WRITTEN EXERCISE: In the entries below, begin at the line that contains "data-point-marker: [1092, 386, 1100, 394]" and stop after the line that contains "gridlines: [72, 79, 1121, 352]". Arrange those lines as a Markdown table with the columns Row and Line, giving each a row number and skipping any blank lines.

[start of STORED DATA]

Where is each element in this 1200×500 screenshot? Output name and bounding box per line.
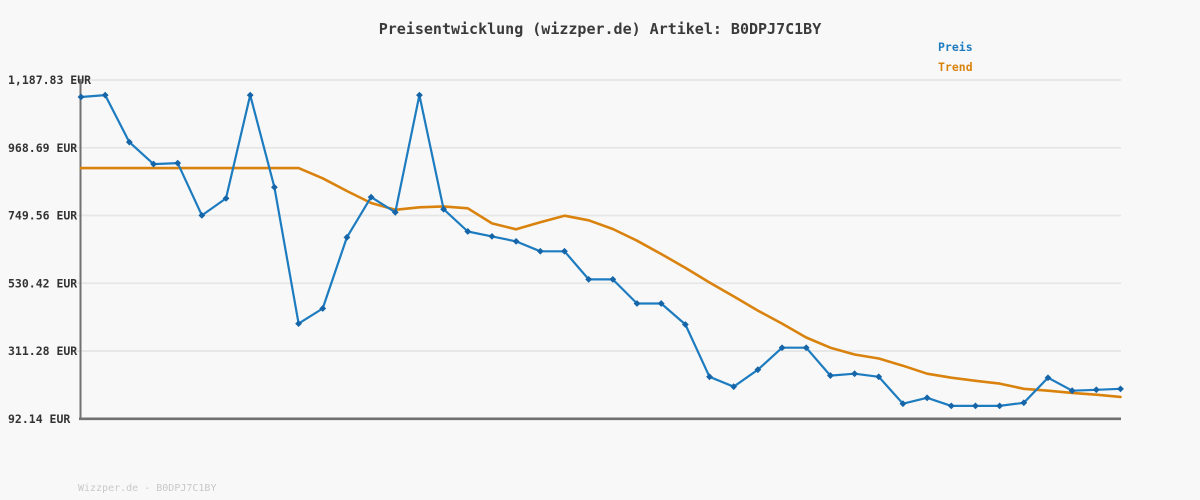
data-point-marker: [1092, 386, 1100, 394]
data-point-marker: [561, 247, 568, 255]
data-point-marker: [754, 366, 762, 374]
data-point-marker: [851, 370, 858, 378]
data-point-marker: [996, 402, 1004, 410]
data-point-marker: [1020, 399, 1028, 407]
data-point-marker: [681, 321, 689, 328]
gridlines: [72, 79, 1121, 352]
legend-item-trend: Trend: [938, 60, 973, 74]
data-point-marker: [609, 275, 617, 283]
data-point-marker: [391, 208, 399, 216]
data-point-marker: [1044, 374, 1052, 382]
data-point-marker: [899, 400, 907, 408]
series-markers-preis: [77, 91, 1124, 410]
data-point-marker: [270, 183, 278, 191]
data-point-marker: [1068, 387, 1076, 395]
data-point-marker: [295, 320, 302, 328]
data-point-marker: [174, 159, 182, 167]
data-point-marker: [440, 205, 448, 213]
legend-item-preis: Preis: [938, 40, 973, 54]
chart-legend: Preis Trend: [938, 41, 973, 74]
y-axis-tick-labels: 1,187.83 EUR 968.69 EUR 749.56 EUR 530.42 E…: [8, 73, 91, 426]
data-point-marker: [730, 383, 738, 391]
data-point-marker: [706, 373, 713, 381]
y-tick-label: 968.69 EUR: [8, 141, 77, 155]
y-tick-label: 311.28 EUR: [8, 344, 77, 358]
data-point-marker: [657, 300, 665, 307]
data-point-marker: [77, 93, 85, 101]
data-point-marker: [150, 160, 157, 168]
y-tick-label: 1,187.83 EUR: [8, 73, 91, 87]
data-point-marker: [367, 193, 375, 201]
data-point-marker: [633, 300, 641, 307]
data-point-marker: [343, 233, 351, 241]
data-point-marker: [319, 305, 327, 312]
data-point-marker: [827, 372, 834, 379]
y-tick-label: 749.56 EUR: [8, 209, 77, 223]
data-point-marker: [802, 344, 810, 352]
data-point-marker: [488, 233, 496, 240]
y-tick-label: 530.42 EUR: [8, 276, 77, 290]
data-point-marker: [1117, 385, 1124, 393]
page-title: Preisentwicklung (wizzper.de) Artikel: B…: [378, 20, 822, 38]
data-point-marker: [125, 138, 133, 146]
data-point-marker: [198, 211, 206, 219]
data-point-marker: [947, 402, 955, 410]
watermark: Wizzper.de - B0DPJ7C1BY: [78, 483, 217, 494]
data-point-marker: [875, 373, 883, 381]
data-point-marker: [585, 275, 593, 283]
data-point-marker: [972, 402, 979, 410]
data-point-marker: [923, 394, 931, 402]
data-point-marker: [536, 247, 544, 255]
data-point-marker: [416, 91, 423, 99]
data-point-marker: [512, 237, 520, 245]
data-point-marker: [246, 91, 254, 99]
data-point-marker: [101, 91, 109, 99]
series-line-trend: [79, 166, 1122, 399]
series-line-preis: [79, 93, 1122, 407]
data-point-marker: [464, 228, 472, 235]
data-point-marker: [778, 344, 786, 352]
data-point-marker: [222, 194, 230, 202]
y-tick-label: 92.14 EUR: [8, 412, 70, 426]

[end of STORED DATA]

THE ANSWER:
| Row | Line |
|---|---|
| 1 | data-point-marker: [1092, 386, 1100, 394] |
| 2 | data-point-marker: [561, 247, 568, 255] |
| 3 | data-point-marker: [754, 366, 762, 374] |
| 4 | data-point-marker: [851, 370, 858, 378] |
| 5 | data-point-marker: [996, 402, 1004, 410] |
| 6 | data-point-marker: [1020, 399, 1028, 407] |
| 7 | data-point-marker: [681, 321, 689, 328] |
| 8 | gridlines: [72, 79, 1121, 352] |